What is asked:
Look for "good" in each line of the entries, and return the matching lines.

(begin)

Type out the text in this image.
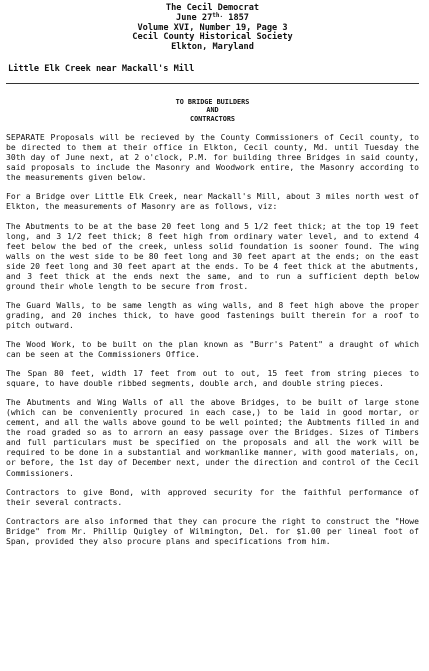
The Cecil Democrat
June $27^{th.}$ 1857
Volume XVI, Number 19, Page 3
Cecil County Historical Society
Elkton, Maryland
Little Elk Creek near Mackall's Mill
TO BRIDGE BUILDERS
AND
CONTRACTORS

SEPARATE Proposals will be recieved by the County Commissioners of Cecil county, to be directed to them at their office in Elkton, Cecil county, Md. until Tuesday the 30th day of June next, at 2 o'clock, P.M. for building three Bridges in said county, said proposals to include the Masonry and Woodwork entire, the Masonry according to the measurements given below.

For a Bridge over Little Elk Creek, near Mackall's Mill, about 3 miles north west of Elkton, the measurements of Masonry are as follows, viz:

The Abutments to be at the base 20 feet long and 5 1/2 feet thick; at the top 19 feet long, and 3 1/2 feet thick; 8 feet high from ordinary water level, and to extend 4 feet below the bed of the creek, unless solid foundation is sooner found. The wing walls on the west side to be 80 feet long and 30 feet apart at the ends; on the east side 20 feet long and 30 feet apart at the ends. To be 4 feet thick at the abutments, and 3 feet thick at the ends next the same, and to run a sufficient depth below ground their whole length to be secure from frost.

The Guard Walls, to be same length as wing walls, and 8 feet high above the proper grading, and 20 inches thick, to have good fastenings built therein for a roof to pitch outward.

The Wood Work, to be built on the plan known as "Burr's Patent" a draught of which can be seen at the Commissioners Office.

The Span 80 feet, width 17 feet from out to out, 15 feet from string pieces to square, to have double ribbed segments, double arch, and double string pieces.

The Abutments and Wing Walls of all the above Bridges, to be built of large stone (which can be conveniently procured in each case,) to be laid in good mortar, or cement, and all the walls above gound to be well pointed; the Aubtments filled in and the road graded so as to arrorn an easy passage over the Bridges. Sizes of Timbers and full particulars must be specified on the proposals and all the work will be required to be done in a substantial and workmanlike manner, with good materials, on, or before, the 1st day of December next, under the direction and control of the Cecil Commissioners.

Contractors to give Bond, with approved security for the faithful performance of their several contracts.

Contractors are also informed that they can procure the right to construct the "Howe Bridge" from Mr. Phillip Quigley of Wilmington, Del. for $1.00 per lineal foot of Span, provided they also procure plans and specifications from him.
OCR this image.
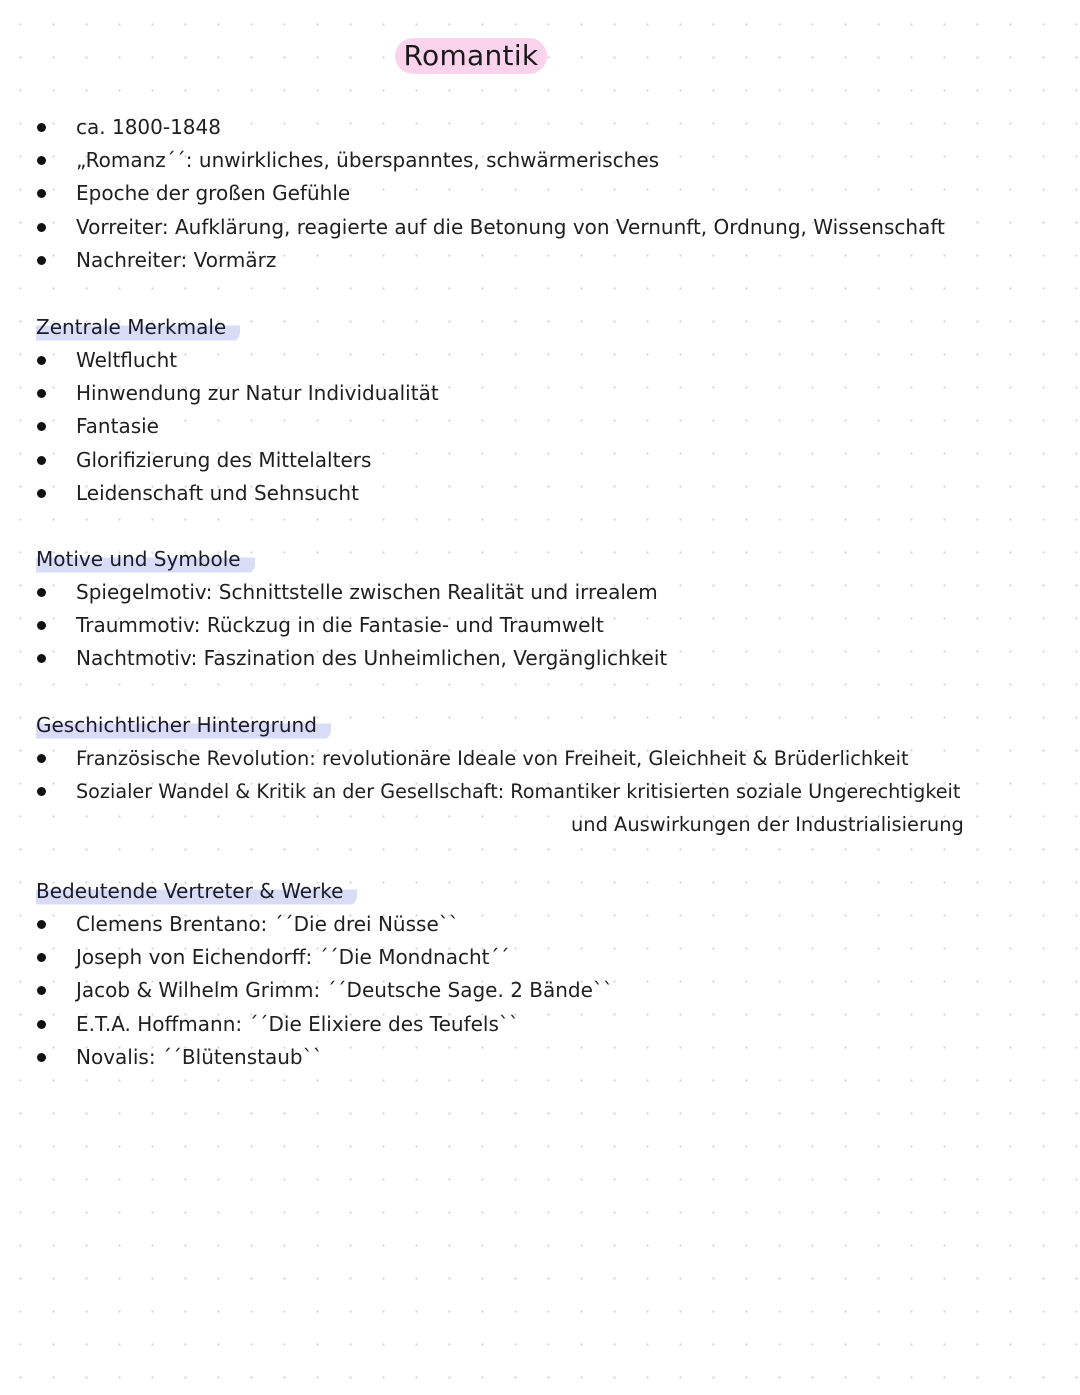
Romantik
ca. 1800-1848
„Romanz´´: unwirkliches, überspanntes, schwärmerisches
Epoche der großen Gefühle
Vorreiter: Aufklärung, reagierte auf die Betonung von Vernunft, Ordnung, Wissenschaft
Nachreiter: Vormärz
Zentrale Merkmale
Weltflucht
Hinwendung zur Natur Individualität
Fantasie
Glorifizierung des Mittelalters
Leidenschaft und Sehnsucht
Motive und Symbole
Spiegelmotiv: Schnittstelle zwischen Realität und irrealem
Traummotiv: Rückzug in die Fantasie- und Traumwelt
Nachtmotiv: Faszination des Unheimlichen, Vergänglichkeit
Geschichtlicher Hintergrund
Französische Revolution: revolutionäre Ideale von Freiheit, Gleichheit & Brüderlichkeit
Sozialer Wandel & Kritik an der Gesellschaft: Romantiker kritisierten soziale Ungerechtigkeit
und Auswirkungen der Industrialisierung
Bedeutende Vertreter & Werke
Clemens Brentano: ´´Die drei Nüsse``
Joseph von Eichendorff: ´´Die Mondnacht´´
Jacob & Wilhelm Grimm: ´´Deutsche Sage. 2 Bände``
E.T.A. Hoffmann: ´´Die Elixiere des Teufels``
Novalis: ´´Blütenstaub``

(end)
(begin)

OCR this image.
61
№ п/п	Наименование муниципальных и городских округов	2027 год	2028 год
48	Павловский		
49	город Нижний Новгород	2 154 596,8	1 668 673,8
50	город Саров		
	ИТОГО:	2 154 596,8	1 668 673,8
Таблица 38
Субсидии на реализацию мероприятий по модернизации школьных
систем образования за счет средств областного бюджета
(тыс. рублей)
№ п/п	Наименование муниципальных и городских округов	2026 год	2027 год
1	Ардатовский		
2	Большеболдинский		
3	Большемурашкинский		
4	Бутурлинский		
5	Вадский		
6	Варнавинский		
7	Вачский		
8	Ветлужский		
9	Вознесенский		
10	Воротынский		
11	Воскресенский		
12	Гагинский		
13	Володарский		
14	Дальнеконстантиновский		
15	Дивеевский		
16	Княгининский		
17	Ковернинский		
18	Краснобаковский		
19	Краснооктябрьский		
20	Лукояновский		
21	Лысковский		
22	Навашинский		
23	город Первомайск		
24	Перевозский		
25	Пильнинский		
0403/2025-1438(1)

(end)
(begin)

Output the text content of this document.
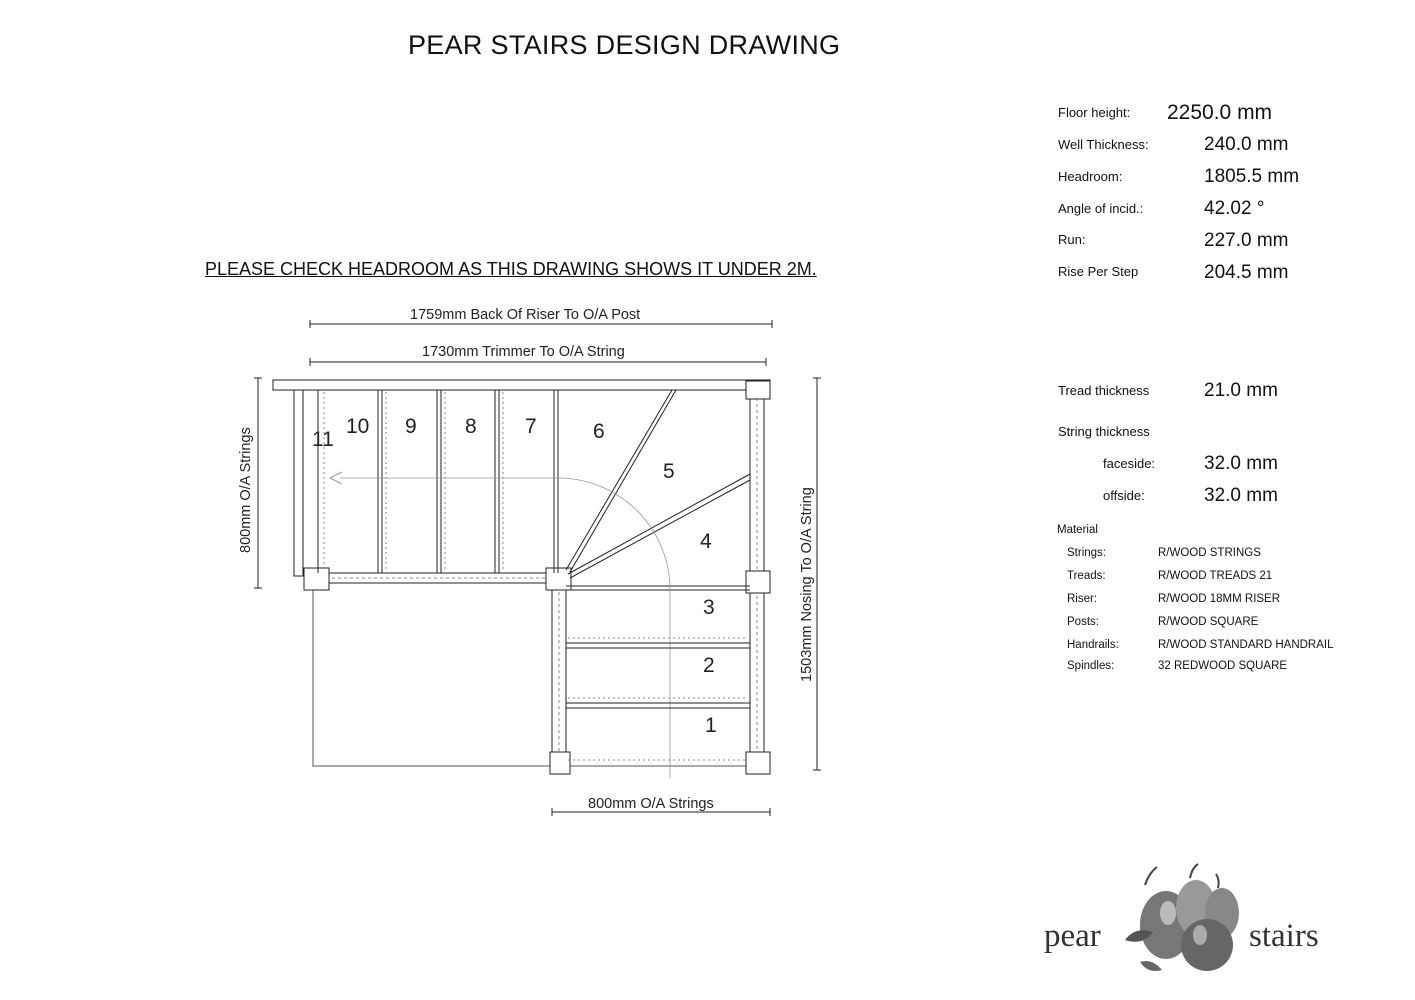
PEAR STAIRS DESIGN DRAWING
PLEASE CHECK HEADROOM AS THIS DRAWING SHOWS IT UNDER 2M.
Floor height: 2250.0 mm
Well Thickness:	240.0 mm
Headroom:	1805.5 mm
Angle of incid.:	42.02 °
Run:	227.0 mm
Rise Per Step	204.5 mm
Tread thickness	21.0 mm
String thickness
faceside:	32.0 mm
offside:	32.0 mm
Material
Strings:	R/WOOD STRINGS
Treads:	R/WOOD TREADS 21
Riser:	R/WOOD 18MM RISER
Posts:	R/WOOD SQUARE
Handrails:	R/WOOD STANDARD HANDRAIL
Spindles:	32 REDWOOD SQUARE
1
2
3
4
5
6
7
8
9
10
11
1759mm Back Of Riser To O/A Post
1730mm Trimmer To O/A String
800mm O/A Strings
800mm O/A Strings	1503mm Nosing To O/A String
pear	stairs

(end)

Expected answer:
The Guard Walls, to be same length as wing walls, and 8 feet high above the proper grading, and 20 inches thick, to have good fastenings built therein for a roof to pitch outward.
The Abutments and Wing Walls of all the above Bridges, to be built of large stone (which can be conveniently procured in each case,) to be laid in good mortar, or cement, and all the walls above gound to be well pointed; the Aubtments filled in and the road graded so as to arrorn an easy passage over the Bridges. Sizes of Timbers and full particulars must be specified on the proposals and all the work will be required to be done in a substantial and workmanlike manner, with good materials, on, or before, the 1st day of December next, under the direction and control of the Cecil Commissioners.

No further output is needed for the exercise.